* [Exercise goal]
Check every line below for the string "intercept", and copy the lines that contain it.

Entries taken from a collection
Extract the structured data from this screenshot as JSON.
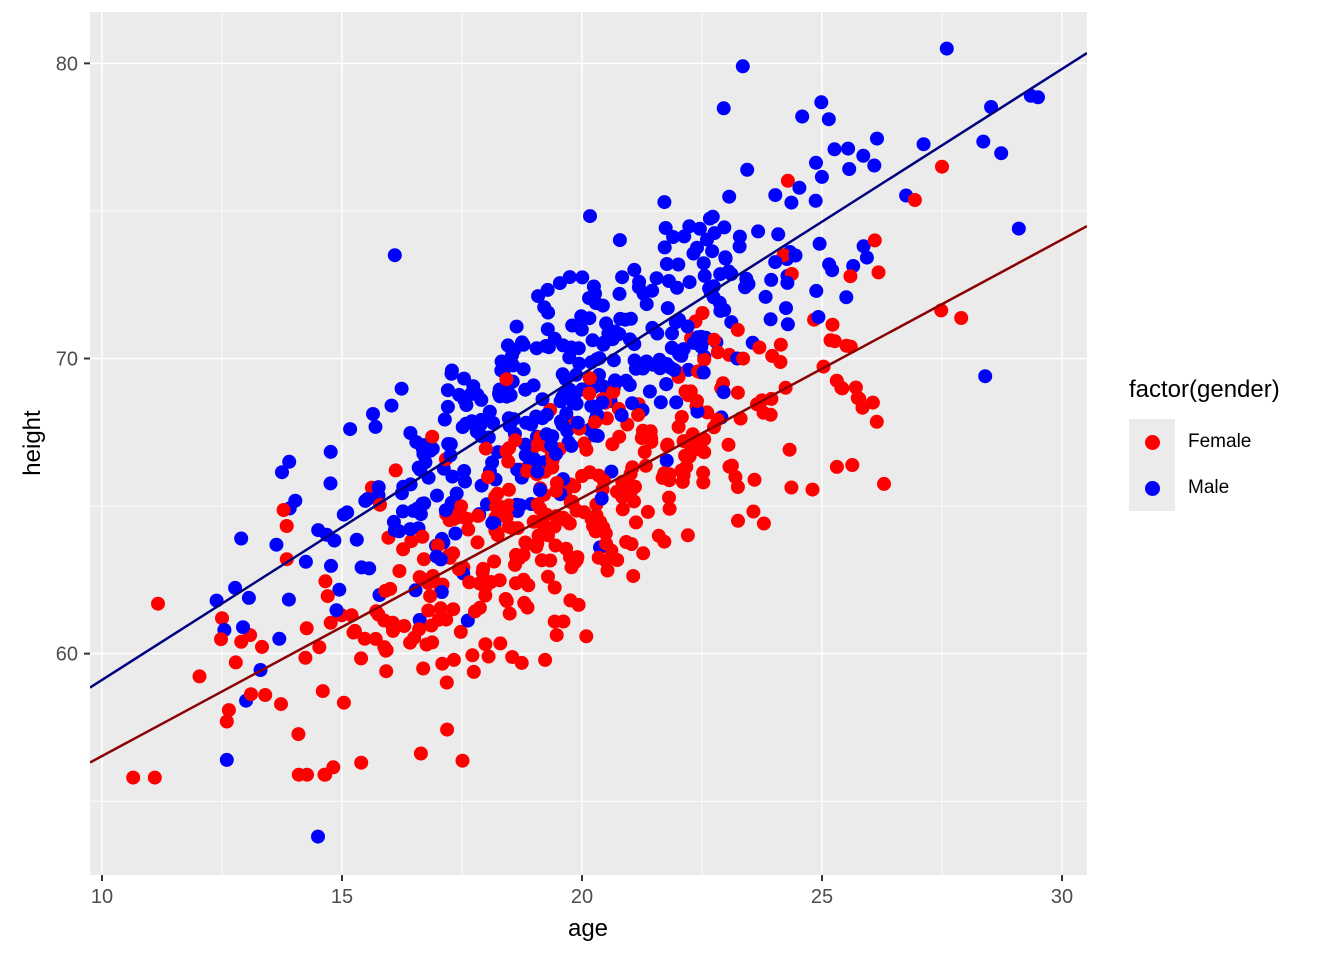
{
  "chart_data": {
    "type": "scatter",
    "title": "",
    "xlabel": "age",
    "ylabel": "height",
    "x_ticks": [
      10,
      15,
      20,
      25,
      30
    ],
    "y_ticks": [
      60,
      70,
      80
    ],
    "x_minor_ticks": [
      12.5,
      17.5,
      22.5,
      27.5
    ],
    "y_minor_ticks": [
      55,
      65,
      75
    ],
    "xlim": [
      9.75,
      30.52
    ],
    "ylim": [
      52.5,
      81.74
    ],
    "grid": {
      "major_color": "#FFFFFF",
      "minor_color": "#FFFFFF",
      "panel_bg": "#EBEBEB"
    },
    "axis": {
      "tick_color": "#333333",
      "tick_label_color": "#4D4D4D"
    },
    "point_radius": 7,
    "legend": {
      "title": "factor(gender)",
      "position": "right",
      "key_bg": "#EBEBEB",
      "items": [
        {
          "label": "Female",
          "color": "#FF0000"
        },
        {
          "label": "Male",
          "color": "#0000FF"
        }
      ]
    },
    "series": [
      {
        "name": "Female",
        "color": "#FF0000",
        "n": 380,
        "seed": 12345,
        "age_mean": 19.35,
        "age_sd": 3.15,
        "age_min": 10.4,
        "age_max": 27.9,
        "resid_sd": 2.1,
        "h_min": 55.9,
        "h_max": 77.2,
        "trend": {
          "slope": 0.875,
          "intercept": 47.78,
          "color": "#8B0000"
        }
      },
      {
        "name": "Male",
        "color": "#0000FF",
        "n": 395,
        "seed": 54321,
        "age_mean": 19.95,
        "age_sd": 2.95,
        "age_min": 12.2,
        "age_max": 29.5,
        "resid_sd": 1.95,
        "h_min": 57.0,
        "h_max": 80.6,
        "trend": {
          "slope": 1.035,
          "intercept": 48.76,
          "color": "#000080"
        }
      }
    ],
    "regression_lines": [
      {
        "series": "Female",
        "slope": 0.875,
        "intercept": 47.78,
        "color": "#8B0000"
      },
      {
        "series": "Male",
        "slope": 1.035,
        "intercept": 48.76,
        "color": "#000080"
      }
    ],
    "notable_points": [
      {
        "age": 10.65,
        "height": 55.8,
        "gender": "Female"
      },
      {
        "age": 11.1,
        "height": 55.8,
        "gender": "Female"
      },
      {
        "age": 12.6,
        "height": 57.7,
        "gender": "Female"
      },
      {
        "age": 13.4,
        "height": 58.6,
        "gender": "Female"
      },
      {
        "age": 12.9,
        "height": 60.4,
        "gender": "Female"
      },
      {
        "age": 13.85,
        "height": 63.2,
        "gender": "Female"
      },
      {
        "age": 14.1,
        "height": 55.9,
        "gender": "Female"
      },
      {
        "age": 15.2,
        "height": 61.3,
        "gender": "Female"
      },
      {
        "age": 12.5,
        "height": 61.2,
        "gender": "Female"
      },
      {
        "age": 24.2,
        "height": 73.5,
        "gender": "Female"
      },
      {
        "age": 25.6,
        "height": 70.4,
        "gender": "Female"
      },
      {
        "age": 26.1,
        "height": 74.0,
        "gender": "Female"
      },
      {
        "age": 27.5,
        "height": 76.5,
        "gender": "Female"
      },
      {
        "age": 14.5,
        "height": 53.8,
        "gender": "Male"
      },
      {
        "age": 12.6,
        "height": 56.4,
        "gender": "Male"
      },
      {
        "age": 12.55,
        "height": 60.8,
        "gender": "Male"
      },
      {
        "age": 12.9,
        "height": 63.9,
        "gender": "Male"
      },
      {
        "age": 13.9,
        "height": 66.5,
        "gender": "Male"
      },
      {
        "age": 16.1,
        "height": 73.5,
        "gender": "Male"
      },
      {
        "age": 23.35,
        "height": 79.9,
        "gender": "Male"
      },
      {
        "age": 27.6,
        "height": 80.5,
        "gender": "Male"
      },
      {
        "age": 29.35,
        "height": 78.9,
        "gender": "Male"
      },
      {
        "age": 29.5,
        "height": 78.85,
        "gender": "Male"
      },
      {
        "age": 28.4,
        "height": 69.4,
        "gender": "Male"
      },
      {
        "age": 29.1,
        "height": 74.4,
        "gender": "Male"
      }
    ]
  }
}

* [Task response]
          "intercept": 47.78,
          "intercept": 48.76,
        "intercept": 47.78,
        "intercept": 48.76,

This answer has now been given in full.